Start of RECORDS FOR THIS TASK
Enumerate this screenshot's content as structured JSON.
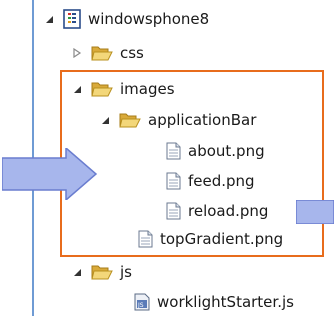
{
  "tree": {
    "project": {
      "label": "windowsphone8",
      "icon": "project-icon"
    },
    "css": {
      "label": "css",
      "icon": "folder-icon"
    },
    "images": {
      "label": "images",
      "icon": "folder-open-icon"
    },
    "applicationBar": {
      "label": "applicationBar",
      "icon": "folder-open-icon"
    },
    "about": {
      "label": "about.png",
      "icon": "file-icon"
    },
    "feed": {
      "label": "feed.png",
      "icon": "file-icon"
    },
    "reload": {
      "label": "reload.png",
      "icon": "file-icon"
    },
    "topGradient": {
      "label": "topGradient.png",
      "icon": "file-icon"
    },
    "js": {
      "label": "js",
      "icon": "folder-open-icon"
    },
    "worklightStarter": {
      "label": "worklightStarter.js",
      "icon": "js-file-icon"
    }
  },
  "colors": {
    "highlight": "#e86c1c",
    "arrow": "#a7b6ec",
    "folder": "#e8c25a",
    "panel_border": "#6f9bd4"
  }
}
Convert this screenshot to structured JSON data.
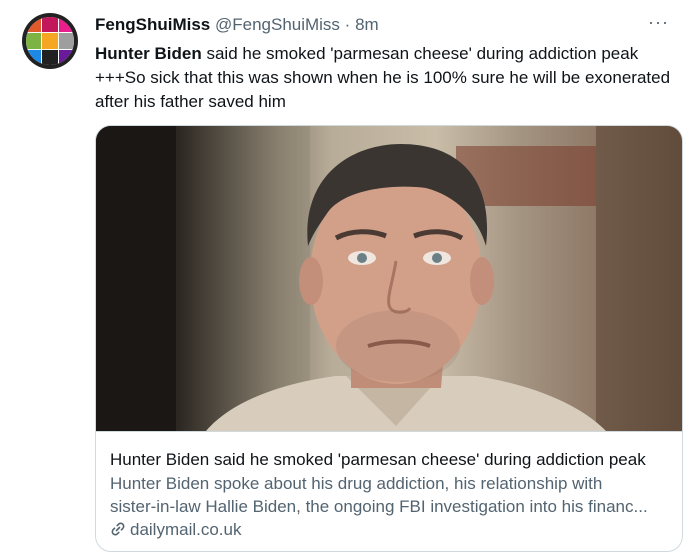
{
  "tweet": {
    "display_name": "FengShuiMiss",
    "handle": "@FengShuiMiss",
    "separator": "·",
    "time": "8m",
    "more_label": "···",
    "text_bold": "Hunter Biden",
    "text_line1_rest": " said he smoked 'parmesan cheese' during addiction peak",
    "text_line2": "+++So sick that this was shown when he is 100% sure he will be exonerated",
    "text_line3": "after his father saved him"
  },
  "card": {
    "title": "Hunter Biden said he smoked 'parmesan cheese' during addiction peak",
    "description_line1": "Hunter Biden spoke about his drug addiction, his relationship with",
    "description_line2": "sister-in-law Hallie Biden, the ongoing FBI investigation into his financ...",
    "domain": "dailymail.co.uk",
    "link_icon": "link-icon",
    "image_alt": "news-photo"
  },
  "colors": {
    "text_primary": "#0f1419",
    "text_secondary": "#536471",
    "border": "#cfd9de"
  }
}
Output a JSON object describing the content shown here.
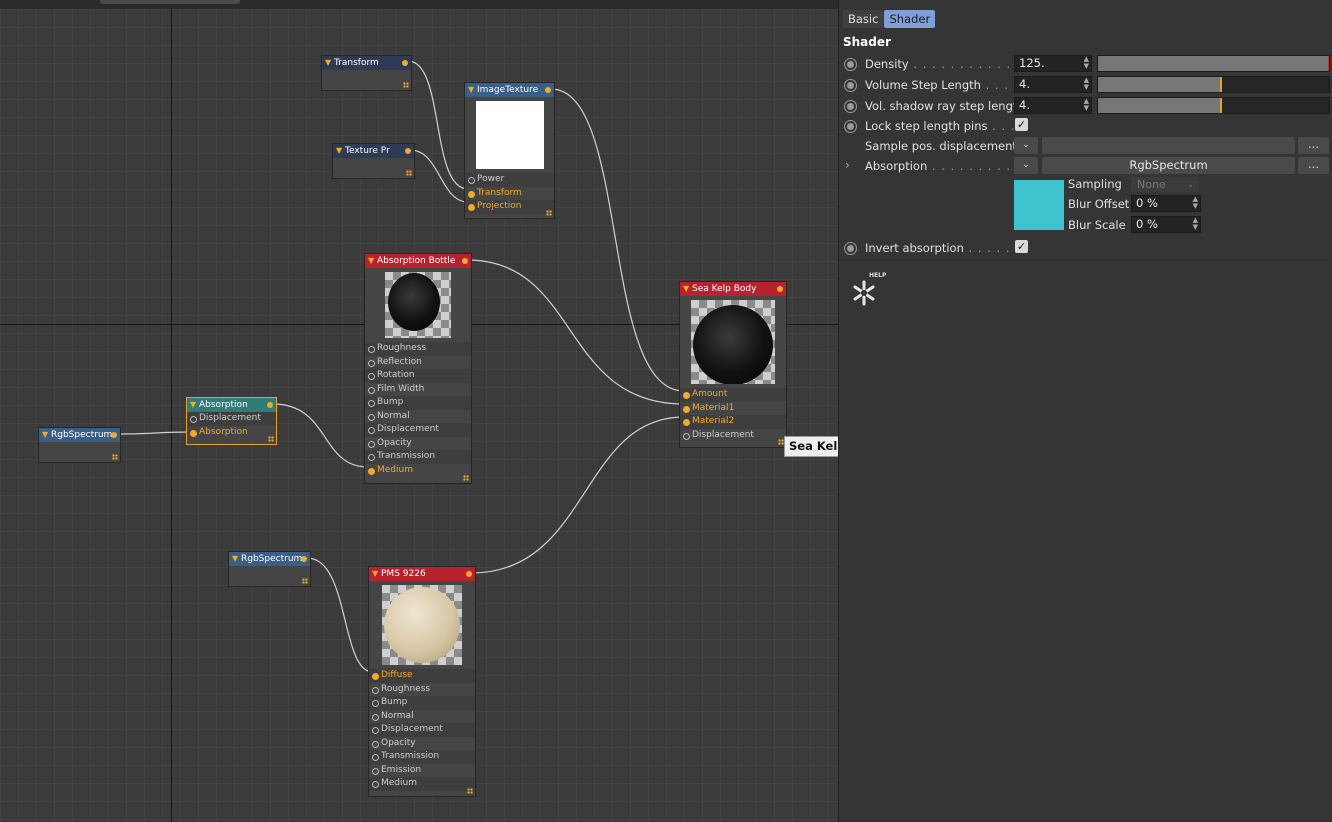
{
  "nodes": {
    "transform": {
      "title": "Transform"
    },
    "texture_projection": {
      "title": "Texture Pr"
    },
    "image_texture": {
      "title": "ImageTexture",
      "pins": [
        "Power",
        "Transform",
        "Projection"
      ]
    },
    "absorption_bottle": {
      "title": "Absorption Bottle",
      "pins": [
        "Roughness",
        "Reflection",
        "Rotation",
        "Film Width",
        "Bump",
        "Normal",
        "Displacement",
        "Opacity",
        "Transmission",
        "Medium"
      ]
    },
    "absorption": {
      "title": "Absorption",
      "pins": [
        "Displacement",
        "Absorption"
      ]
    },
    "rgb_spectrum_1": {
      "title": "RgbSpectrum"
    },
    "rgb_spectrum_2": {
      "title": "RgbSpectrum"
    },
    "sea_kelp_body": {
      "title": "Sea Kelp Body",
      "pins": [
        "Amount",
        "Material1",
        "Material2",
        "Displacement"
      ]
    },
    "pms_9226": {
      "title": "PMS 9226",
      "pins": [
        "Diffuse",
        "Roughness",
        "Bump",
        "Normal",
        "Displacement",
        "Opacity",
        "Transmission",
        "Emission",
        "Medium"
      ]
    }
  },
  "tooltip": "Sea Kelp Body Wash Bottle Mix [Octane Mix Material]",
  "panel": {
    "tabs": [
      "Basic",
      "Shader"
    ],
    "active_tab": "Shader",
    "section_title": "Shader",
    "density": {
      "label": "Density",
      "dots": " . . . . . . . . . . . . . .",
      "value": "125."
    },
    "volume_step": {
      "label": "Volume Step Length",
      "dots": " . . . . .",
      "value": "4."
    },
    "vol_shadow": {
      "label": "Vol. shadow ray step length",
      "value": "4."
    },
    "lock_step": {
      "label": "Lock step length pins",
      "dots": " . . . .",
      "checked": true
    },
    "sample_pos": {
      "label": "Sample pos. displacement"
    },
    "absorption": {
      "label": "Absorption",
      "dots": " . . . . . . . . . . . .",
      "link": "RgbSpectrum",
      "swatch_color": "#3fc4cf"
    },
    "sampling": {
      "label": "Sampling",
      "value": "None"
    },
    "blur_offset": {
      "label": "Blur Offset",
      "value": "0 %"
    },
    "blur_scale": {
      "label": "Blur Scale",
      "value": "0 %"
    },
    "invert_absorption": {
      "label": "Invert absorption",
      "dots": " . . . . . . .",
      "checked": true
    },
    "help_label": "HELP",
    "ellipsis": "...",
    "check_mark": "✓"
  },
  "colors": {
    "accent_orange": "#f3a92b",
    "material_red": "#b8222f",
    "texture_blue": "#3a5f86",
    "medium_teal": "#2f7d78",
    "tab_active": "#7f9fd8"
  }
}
End of RECORDS FOR THIS TASK
Start of RECORDS FOR THIS TASK
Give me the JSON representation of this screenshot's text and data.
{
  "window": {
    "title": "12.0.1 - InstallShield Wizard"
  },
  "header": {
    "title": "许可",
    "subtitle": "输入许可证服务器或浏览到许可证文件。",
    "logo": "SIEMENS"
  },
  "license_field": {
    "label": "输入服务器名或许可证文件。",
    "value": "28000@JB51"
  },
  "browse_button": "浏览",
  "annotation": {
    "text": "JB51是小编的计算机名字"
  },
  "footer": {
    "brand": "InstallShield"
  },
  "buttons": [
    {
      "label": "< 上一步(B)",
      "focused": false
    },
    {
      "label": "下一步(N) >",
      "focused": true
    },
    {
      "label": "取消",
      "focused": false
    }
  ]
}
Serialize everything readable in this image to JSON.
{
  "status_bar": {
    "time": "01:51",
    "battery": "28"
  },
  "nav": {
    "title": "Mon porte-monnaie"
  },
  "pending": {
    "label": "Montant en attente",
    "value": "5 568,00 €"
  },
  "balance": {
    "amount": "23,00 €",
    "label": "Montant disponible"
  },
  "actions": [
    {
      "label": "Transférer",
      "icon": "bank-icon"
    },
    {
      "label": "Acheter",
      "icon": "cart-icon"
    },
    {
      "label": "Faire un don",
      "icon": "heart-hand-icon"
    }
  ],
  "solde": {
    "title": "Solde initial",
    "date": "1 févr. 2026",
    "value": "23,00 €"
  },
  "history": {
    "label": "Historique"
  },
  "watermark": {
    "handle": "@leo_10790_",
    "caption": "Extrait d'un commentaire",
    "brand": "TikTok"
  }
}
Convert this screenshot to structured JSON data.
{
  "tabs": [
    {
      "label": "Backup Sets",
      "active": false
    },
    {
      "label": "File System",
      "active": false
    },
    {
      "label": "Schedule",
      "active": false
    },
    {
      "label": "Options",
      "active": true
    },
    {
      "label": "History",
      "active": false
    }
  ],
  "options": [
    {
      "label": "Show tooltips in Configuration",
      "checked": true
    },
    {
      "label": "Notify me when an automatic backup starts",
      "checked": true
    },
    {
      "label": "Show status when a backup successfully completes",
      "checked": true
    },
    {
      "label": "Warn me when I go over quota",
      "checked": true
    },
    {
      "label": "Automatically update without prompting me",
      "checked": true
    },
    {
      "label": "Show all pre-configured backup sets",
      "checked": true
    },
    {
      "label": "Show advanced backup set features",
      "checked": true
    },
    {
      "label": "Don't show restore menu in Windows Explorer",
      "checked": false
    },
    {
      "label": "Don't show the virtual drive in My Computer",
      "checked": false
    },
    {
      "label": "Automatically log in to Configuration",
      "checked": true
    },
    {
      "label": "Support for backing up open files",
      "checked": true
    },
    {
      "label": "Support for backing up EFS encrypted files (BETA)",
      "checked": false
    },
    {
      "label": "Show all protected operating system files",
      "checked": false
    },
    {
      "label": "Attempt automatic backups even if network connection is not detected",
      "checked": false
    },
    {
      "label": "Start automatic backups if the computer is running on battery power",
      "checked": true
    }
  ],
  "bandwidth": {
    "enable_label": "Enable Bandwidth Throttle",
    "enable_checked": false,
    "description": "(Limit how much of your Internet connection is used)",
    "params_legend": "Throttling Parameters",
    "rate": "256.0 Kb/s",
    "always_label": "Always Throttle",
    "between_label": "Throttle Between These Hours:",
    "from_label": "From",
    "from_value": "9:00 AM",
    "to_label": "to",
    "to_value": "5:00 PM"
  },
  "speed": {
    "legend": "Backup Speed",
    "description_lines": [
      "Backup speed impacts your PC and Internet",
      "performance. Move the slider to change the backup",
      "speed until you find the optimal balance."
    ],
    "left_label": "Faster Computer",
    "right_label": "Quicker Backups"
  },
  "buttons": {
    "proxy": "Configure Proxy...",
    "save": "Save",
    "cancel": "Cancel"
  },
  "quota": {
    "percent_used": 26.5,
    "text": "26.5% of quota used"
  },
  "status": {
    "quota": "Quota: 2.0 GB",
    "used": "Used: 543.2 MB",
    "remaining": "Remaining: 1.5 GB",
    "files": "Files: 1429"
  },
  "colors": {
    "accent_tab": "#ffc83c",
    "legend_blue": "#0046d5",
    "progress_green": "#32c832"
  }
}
End of RECORDS FOR THIS TASK
BRIEF: Collect every line above that contains the word "Internet".

RESPONSE TO THIS EXERCISE:
    "description": "(Limit how much of your Internet connection is used)",
      "Backup speed impacts your PC and Internet",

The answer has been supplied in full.